INPUT ROWS >>
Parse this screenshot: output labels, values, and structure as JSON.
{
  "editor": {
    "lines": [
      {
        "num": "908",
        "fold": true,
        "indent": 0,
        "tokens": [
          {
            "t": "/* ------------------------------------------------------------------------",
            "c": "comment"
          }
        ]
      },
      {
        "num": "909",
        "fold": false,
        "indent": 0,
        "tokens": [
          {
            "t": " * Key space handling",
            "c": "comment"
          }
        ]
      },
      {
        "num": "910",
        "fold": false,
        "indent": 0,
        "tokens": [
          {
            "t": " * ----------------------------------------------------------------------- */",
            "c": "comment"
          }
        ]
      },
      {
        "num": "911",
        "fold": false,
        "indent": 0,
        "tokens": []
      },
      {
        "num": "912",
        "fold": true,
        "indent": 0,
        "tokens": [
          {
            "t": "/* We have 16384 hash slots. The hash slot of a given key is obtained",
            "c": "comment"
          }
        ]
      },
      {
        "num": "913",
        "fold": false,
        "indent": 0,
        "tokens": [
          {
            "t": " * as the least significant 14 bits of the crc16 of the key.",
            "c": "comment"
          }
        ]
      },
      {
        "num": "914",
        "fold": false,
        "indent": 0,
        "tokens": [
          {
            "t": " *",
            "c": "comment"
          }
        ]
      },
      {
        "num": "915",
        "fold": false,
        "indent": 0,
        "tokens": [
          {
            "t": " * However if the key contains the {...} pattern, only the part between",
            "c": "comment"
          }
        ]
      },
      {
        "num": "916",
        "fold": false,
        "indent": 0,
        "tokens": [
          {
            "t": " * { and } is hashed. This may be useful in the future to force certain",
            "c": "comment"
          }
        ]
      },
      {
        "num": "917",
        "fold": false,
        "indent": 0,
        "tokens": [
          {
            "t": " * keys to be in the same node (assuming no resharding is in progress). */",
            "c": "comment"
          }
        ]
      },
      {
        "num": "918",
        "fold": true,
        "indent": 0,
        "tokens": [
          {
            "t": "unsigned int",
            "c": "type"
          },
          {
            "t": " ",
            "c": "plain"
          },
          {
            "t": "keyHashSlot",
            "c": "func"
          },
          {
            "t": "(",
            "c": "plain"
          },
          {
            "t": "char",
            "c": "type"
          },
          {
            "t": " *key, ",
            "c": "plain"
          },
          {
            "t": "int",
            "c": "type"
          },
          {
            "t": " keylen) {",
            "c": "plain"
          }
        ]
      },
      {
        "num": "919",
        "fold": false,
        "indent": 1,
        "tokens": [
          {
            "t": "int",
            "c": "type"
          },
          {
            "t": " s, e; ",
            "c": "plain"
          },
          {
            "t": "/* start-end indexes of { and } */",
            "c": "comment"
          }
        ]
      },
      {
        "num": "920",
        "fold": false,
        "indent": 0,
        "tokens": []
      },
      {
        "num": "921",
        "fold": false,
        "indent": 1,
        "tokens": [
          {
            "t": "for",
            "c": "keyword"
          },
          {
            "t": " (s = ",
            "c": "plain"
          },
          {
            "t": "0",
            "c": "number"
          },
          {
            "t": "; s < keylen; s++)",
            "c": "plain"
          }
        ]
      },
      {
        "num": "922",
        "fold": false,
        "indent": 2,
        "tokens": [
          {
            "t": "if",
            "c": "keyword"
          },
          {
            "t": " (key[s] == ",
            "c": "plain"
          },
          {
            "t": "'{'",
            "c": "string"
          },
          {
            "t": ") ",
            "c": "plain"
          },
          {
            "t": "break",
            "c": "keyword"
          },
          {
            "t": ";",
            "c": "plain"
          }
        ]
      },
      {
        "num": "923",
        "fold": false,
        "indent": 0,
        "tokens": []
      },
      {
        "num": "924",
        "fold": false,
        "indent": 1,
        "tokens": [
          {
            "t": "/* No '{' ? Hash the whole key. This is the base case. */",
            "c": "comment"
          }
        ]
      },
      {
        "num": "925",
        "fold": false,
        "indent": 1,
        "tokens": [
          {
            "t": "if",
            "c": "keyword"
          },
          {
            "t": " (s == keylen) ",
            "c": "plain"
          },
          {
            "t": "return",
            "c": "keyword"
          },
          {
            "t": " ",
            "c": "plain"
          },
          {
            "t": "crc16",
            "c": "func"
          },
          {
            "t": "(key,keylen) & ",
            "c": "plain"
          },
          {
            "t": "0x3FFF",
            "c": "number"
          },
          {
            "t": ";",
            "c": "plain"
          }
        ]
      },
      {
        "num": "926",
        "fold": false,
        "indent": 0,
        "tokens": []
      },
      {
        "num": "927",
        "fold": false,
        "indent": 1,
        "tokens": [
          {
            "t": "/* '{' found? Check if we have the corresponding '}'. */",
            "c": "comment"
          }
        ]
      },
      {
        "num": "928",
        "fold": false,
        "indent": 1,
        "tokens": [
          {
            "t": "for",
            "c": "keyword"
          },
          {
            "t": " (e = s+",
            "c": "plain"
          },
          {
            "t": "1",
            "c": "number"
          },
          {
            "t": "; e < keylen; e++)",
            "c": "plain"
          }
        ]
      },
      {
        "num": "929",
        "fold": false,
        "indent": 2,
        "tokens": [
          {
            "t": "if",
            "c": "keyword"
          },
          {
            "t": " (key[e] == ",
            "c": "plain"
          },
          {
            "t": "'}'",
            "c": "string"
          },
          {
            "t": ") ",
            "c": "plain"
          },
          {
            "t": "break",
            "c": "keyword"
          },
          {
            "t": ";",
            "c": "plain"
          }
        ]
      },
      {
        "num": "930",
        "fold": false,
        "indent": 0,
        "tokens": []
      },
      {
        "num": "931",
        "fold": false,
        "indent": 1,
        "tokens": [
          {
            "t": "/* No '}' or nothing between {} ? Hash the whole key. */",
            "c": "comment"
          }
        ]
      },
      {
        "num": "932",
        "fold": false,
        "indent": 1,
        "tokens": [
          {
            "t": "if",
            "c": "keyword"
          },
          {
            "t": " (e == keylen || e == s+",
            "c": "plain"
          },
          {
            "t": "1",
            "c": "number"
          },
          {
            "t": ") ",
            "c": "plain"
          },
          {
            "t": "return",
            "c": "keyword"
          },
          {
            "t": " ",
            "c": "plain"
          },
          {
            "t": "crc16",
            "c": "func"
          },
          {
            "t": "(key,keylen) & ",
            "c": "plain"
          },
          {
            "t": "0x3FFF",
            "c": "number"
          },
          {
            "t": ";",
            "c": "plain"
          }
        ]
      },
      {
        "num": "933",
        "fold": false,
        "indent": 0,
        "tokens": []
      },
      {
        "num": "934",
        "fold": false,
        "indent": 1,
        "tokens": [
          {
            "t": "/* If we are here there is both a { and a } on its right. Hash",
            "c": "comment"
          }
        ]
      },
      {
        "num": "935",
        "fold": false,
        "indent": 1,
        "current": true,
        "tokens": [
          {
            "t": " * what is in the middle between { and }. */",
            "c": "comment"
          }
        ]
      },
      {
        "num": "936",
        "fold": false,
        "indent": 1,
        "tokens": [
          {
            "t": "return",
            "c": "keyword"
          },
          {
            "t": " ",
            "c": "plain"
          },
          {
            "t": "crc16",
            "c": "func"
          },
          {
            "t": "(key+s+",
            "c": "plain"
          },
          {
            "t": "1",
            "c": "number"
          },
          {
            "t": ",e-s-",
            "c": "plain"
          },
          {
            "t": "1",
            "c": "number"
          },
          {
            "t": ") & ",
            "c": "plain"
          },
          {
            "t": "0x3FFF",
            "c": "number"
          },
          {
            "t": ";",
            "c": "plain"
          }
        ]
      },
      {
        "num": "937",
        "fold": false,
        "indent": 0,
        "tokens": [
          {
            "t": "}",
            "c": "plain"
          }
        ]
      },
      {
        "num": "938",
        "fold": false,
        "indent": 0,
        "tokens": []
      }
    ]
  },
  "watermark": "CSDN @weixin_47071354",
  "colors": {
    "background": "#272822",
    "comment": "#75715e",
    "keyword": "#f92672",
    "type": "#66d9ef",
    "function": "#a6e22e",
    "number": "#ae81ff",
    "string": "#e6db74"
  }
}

WORK TO DO >> Look through the listing above and count the lines where the string "keylen" appears. Report the number only.

EXERCISE RESPONSE >> 7